▸ WHAT YOU ARE ASKED TO DO
Below is a listing to transcribe in full and exactly; keep the pictures out.

▸ DATA EXCERPTS
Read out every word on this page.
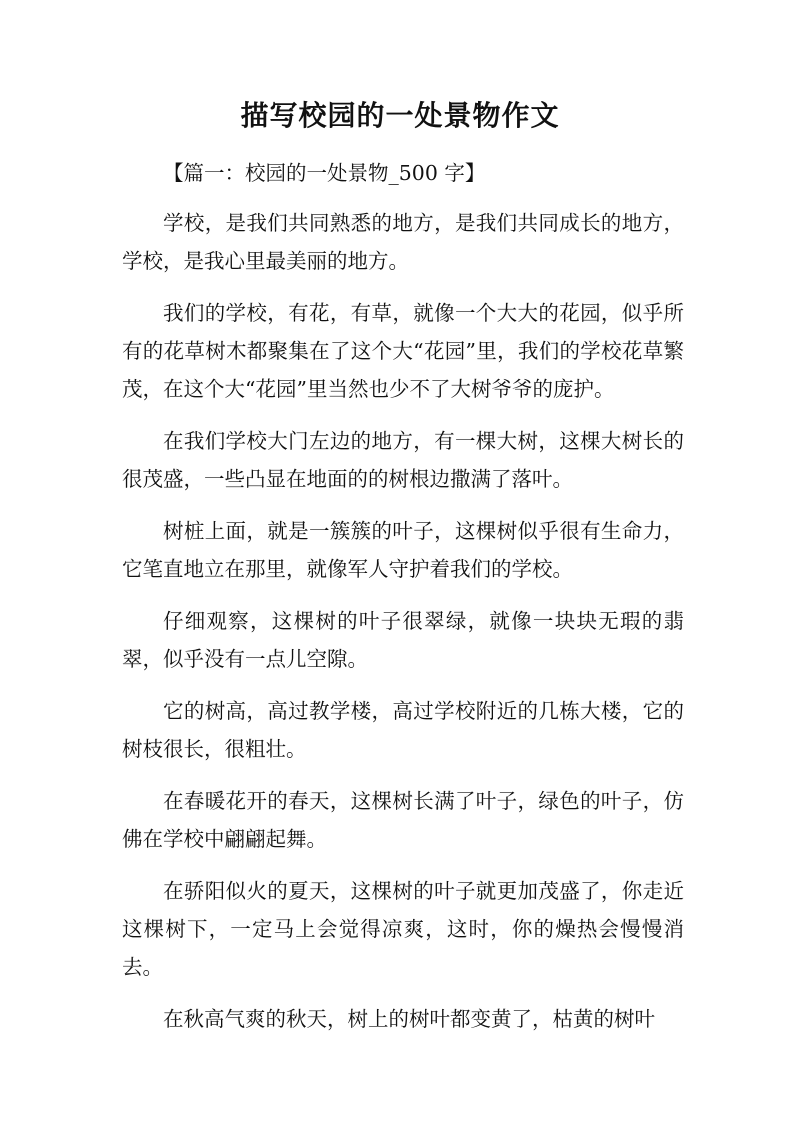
描写校园的一处景物作文

【篇一：校园的一处景物_500 字】

学校，是我们共同熟悉的地方，是我们共同成长的地方，学校，是我心里最美丽的地方。

我们的学校，有花，有草，就像一个大大的花园，似乎所有的花草树木都聚集在了这个大“花园”里，我们的学校花草繁茂，在这个大“花园”里当然也少不了大树爷爷的庞护。

在我们学校大门左边的地方，有一棵大树，这棵大树长的很茂盛，一些凸显在地面的的树根边撒满了落叶。

树桩上面，就是一簇簇的叶子，这棵树似乎很有生命力，它笔直地立在那里，就像军人守护着我们的学校。

仔细观察，这棵树的叶子很翠绿，就像一块块无瑕的翡翠，似乎没有一点儿空隙。

它的树高，高过教学楼，高过学校附近的几栋大楼，它的树枝很长，很粗壮。

在春暖花开的春天，这棵树长满了叶子，绿色的叶子，仿佛在学校中翩翩起舞。

在骄阳似火的夏天，这棵树的叶子就更加茂盛了，你走近这棵树下，一定马上会觉得凉爽，这时，你的燥热会慢慢消去。

在秋高气爽的秋天，树上的树叶都变黄了，枯黄的树叶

▸ ANSWER FOR THIS EXERCISE
Read out every word on this page.
描写校园的一处景物作文

【篇一：校园的一处景物_500 字】

学校，是我们共同熟悉的地方，是我们共同成长的地方，学校，是我心里最美丽的地方。

我们的学校，有花，有草，就像一个大大的花园，似乎所有的花草树木都聚集在了这个大“花园”里，我们的学校花草繁茂，在这个大“花园”里当然也少不了大树爷爷的庞护。

在我们学校大门左边的地方，有一棵大树，这棵大树长的很茂盛，一些凸显在地面的的树根边撒满了落叶。

树桩上面，就是一簇簇的叶子，这棵树似乎很有生命力，它笔直地立在那里，就像军人守护着我们的学校。

仔细观察，这棵树的叶子很翠绿，就像一块块无瑕的翡翠，似乎没有一点儿空隙。

它的树高，高过教学楼，高过学校附近的几栋大楼，它的树枝很长，很粗壮。

在春暖花开的春天，这棵树长满了叶子，绿色的叶子，仿佛在学校中翩翩起舞。

在骄阳似火的夏天，这棵树的叶子就更加茂盛了，你走近这棵树下，一定马上会觉得凉爽，这时，你的燥热会慢慢消去。

在秋高气爽的秋天，树上的树叶都变黄了，枯黄的树叶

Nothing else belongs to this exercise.